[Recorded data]
************

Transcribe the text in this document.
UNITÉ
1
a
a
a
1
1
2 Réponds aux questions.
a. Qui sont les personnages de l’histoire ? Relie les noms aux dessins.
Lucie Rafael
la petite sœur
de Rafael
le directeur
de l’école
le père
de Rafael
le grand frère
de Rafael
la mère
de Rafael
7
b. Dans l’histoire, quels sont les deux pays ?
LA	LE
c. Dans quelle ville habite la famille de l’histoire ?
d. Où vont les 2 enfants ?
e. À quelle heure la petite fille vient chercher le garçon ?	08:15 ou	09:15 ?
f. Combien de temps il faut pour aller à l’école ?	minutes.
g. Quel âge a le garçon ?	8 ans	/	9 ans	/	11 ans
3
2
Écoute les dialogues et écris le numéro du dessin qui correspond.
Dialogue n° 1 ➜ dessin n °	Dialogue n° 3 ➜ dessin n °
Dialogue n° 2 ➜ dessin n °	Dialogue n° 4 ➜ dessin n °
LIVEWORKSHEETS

************

Retype every entry above, word for word.

Transcribe the text in this document.
UNITÉ
1
a
a
a
1
1
2 Réponds aux questions.
a. Qui sont les personnages de l’histoire ? Relie les noms aux dessins.
Lucie Rafael
la petite sœur
de Rafael
le directeur
de l’école
le père
de Rafael
le grand frère
de Rafael
la mère
de Rafael
7
b. Dans l’histoire, quels sont les deux pays ?
LA	LE
c. Dans quelle ville habite la famille de l’histoire ?
d. Où vont les 2 enfants ?
e. À quelle heure la petite fille vient chercher le garçon ?	08:15 ou	09:15 ?
f. Combien de temps il faut pour aller à l’école ?	minutes.
g. Quel âge a le garçon ?	8 ans	/	9 ans	/	11 ans
3
2
Écoute les dialogues et écris le numéro du dessin qui correspond.
Dialogue n° 1 ➜ dessin n °	Dialogue n° 3 ➜ dessin n °
Dialogue n° 2 ➜ dessin n °	Dialogue n° 4 ➜ dessin n °
LIVEWORKSHEETS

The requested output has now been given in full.